**What this task involves**
Every record that follows should be printed verbatim.

[Items from a data source]

%%

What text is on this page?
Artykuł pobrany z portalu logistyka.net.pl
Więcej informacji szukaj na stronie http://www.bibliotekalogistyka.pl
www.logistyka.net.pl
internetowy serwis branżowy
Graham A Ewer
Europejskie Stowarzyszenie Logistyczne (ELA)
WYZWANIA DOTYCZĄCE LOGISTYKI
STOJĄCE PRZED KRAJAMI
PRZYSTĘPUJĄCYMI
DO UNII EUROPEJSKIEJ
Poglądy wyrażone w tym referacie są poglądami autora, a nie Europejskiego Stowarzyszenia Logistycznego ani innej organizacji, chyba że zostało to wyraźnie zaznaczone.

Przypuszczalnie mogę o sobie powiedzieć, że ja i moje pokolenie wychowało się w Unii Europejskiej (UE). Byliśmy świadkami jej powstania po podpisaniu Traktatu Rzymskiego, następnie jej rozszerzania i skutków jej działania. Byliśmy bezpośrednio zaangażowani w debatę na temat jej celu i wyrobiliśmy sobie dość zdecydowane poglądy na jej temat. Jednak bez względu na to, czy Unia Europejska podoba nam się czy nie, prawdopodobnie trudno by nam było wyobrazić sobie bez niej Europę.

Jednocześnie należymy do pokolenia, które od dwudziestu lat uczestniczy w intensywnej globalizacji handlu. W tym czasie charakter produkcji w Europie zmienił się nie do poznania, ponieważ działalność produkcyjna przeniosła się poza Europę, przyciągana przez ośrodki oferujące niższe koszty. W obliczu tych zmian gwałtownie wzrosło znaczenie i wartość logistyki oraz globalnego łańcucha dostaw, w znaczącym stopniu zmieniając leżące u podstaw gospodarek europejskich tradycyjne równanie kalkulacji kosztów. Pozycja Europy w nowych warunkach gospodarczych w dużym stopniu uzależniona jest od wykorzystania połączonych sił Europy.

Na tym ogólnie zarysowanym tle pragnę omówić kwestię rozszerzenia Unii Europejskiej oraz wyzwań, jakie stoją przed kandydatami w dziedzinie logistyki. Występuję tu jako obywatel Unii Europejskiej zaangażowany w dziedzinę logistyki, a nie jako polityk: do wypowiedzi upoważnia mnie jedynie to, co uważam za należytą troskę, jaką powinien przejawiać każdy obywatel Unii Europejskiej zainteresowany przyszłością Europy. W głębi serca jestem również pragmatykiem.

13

%%

**Task result**
What text is on this page?
Artykuł pobrany z portalu logistyka.net.pl
Więcej informacji szukaj na stronie http://www.bibliotekalogistyka.pl
www.logistyka.net.pl
internetowy serwis branżowy
Graham A Ewer
Europejskie Stowarzyszenie Logistyczne (ELA)
WYZWANIA DOTYCZĄCE LOGISTYKI
STOJĄCE PRZED KRAJAMI
PRZYSTĘPUJĄCYMI
DO UNII EUROPEJSKIEJ
Poglądy wyrażone w tym referacie są poglądami autora, a nie Europejskiego Stowarzyszenia Logistycznego ani innej organizacji, chyba że zostało to wyraźnie zaznaczone.

Przypuszczalnie mogę o sobie powiedzieć, że ja i moje pokolenie wychowało się w Unii Europejskiej (UE). Byliśmy świadkami jej powstania po podpisaniu Traktatu Rzymskiego, następnie jej rozszerzania i skutków jej działania. Byliśmy bezpośrednio zaangażowani w debatę na temat jej celu i wyrobiliśmy sobie dość zdecydowane poglądy na jej temat. Jednak bez względu na to, czy Unia Europejska podoba nam się czy nie, prawdopodobnie trudno by nam było wyobrazić sobie bez niej Europę.

Jednocześnie należymy do pokolenia, które od dwudziestu lat uczestniczy w intensywnej globalizacji handlu. W tym czasie charakter produkcji w Europie zmienił się nie do poznania, ponieważ działalność produkcyjna przeniosła się poza Europę, przyciągana przez ośrodki oferujące niższe koszty. W obliczu tych zmian gwałtownie wzrosło znaczenie i wartość logistyki oraz globalnego łańcucha dostaw, w znaczącym stopniu zmieniając leżące u podstaw gospodarek europejskich tradycyjne równanie kalkulacji kosztów. Pozycja Europy w nowych warunkach gospodarczych w dużym stopniu uzależniona jest od wykorzystania połączonych sił Europy.

Na tym ogólnie zarysowanym tle pragnę omówić kwestię rozszerzenia Unii Europejskiej oraz wyzwań, jakie stoją przed kandydatami w dziedzinie logistyki. Występuję tu jako obywatel Unii Europejskiej zaangażowany w dziedzinę logistyki, a nie jako polityk: do wypowiedzi upoważnia mnie jedynie to, co uważam za należytą troskę, jaką powinien przejawiać każdy obywatel Unii Europejskiej zainteresowany przyszłością Europy. W głębi serca jestem również pragmatykiem.

13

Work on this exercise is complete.